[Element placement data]
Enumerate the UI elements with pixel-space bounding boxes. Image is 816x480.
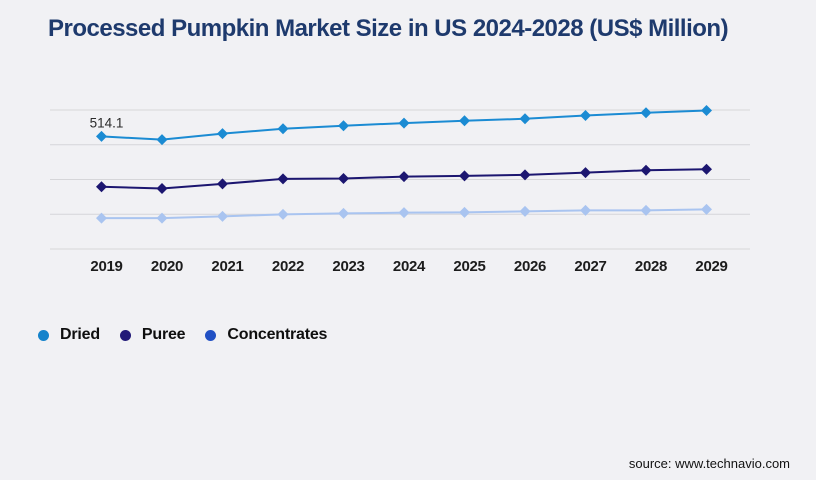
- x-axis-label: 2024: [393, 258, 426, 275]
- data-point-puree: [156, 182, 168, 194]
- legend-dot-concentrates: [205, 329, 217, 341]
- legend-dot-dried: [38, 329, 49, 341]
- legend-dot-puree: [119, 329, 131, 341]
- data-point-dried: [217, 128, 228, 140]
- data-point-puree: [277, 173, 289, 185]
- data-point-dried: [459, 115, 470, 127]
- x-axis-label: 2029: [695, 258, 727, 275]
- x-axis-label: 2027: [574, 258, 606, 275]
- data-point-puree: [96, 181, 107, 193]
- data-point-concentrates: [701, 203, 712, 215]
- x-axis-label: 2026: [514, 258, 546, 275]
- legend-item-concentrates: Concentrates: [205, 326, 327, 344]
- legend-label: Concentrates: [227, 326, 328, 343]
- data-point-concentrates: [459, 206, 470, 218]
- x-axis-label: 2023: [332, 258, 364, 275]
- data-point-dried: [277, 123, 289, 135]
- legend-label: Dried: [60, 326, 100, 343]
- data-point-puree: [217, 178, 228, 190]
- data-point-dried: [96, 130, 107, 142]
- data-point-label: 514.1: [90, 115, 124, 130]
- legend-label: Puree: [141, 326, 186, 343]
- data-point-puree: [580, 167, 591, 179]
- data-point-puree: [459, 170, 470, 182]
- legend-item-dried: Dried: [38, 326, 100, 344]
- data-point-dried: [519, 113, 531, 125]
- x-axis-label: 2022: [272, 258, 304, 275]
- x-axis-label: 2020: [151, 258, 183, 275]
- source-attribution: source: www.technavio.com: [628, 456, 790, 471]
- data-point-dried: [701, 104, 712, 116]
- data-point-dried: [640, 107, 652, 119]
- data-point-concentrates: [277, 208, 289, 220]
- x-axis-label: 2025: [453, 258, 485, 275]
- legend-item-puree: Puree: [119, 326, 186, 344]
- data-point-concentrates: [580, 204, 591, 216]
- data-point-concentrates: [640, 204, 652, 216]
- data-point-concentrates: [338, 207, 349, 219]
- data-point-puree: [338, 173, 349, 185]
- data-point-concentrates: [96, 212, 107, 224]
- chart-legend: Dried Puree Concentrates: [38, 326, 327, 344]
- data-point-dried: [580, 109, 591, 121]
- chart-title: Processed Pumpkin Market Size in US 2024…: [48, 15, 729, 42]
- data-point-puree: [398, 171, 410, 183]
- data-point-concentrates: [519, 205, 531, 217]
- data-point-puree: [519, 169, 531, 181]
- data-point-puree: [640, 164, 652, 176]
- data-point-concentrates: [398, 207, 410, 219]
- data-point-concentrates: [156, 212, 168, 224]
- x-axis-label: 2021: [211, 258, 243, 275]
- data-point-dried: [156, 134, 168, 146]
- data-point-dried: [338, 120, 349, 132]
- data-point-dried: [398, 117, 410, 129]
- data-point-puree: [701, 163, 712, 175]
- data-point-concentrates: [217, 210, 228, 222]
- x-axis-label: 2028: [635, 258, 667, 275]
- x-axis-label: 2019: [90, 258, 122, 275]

# TASK PROMPT
Retype every line of the records above word for word, leaving out the pictures.

# RESPONSE TO THIS EXERCISE
Enumerate the UI elements with pixel-space bounding boxes. Image is 816x480.
- x-axis-label: 2024: [393, 258, 426, 275]
- data-point-puree: [156, 182, 168, 194]
- legend-dot-concentrates: [205, 329, 217, 341]
- legend-dot-dried: [38, 329, 49, 341]
- legend-dot-puree: [119, 329, 131, 341]
- data-point-dried: [217, 128, 228, 140]
- data-point-puree: [277, 173, 289, 185]
- data-point-dried: [459, 115, 470, 127]
- x-axis-label: 2029: [695, 258, 727, 275]
- x-axis-label: 2027: [574, 258, 606, 275]
- data-point-puree: [96, 181, 107, 193]
- data-point-concentrates: [701, 203, 712, 215]
- x-axis-label: 2026: [514, 258, 546, 275]
- legend-item-concentrates: Concentrates: [205, 326, 327, 344]
- legend-label: Concentrates: [227, 326, 328, 343]
- data-point-concentrates: [459, 206, 470, 218]
- x-axis-label: 2023: [332, 258, 364, 275]
- data-point-dried: [277, 123, 289, 135]
- legend-label: Dried: [60, 326, 100, 343]
- data-point-puree: [217, 178, 228, 190]
- data-point-dried: [96, 130, 107, 142]
- data-point-label: 514.1: [90, 115, 124, 130]
- legend-label: Puree: [141, 326, 186, 343]
- data-point-puree: [580, 167, 591, 179]
- data-point-puree: [459, 170, 470, 182]
- legend-item-dried: Dried: [38, 326, 100, 344]
- data-point-dried: [519, 113, 531, 125]
- x-axis-label: 2022: [272, 258, 304, 275]
- x-axis-label: 2020: [151, 258, 183, 275]
- source-attribution: source: www.technavio.com: [628, 456, 790, 471]
- data-point-dried: [701, 104, 712, 116]
- data-point-dried: [640, 107, 652, 119]
- data-point-concentrates: [277, 208, 289, 220]
- x-axis-label: 2025: [453, 258, 485, 275]
- legend-item-puree: Puree: [119, 326, 186, 344]
- data-point-concentrates: [580, 204, 591, 216]
- data-point-concentrates: [640, 204, 652, 216]
- data-point-concentrates: [338, 207, 349, 219]
- data-point-puree: [338, 173, 349, 185]
- data-point-concentrates: [96, 212, 107, 224]
- chart-legend: Dried Puree Concentrates: [38, 326, 327, 344]
- data-point-dried: [580, 109, 591, 121]
- chart-title: Processed Pumpkin Market Size in US 2024…: [48, 15, 729, 42]
- data-point-puree: [398, 171, 410, 183]
- data-point-concentrates: [519, 205, 531, 217]
- data-point-puree: [519, 169, 531, 181]
- data-point-puree: [640, 164, 652, 176]
- data-point-concentrates: [398, 207, 410, 219]
- data-point-concentrates: [156, 212, 168, 224]
- x-axis-label: 2021: [211, 258, 243, 275]
- data-point-dried: [156, 134, 168, 146]
- data-point-dried: [338, 120, 349, 132]
- data-point-dried: [398, 117, 410, 129]
- data-point-puree: [701, 163, 712, 175]
- data-point-concentrates: [217, 210, 228, 222]
- x-axis-label: 2028: [635, 258, 667, 275]
- x-axis-label: 2019: [90, 258, 122, 275]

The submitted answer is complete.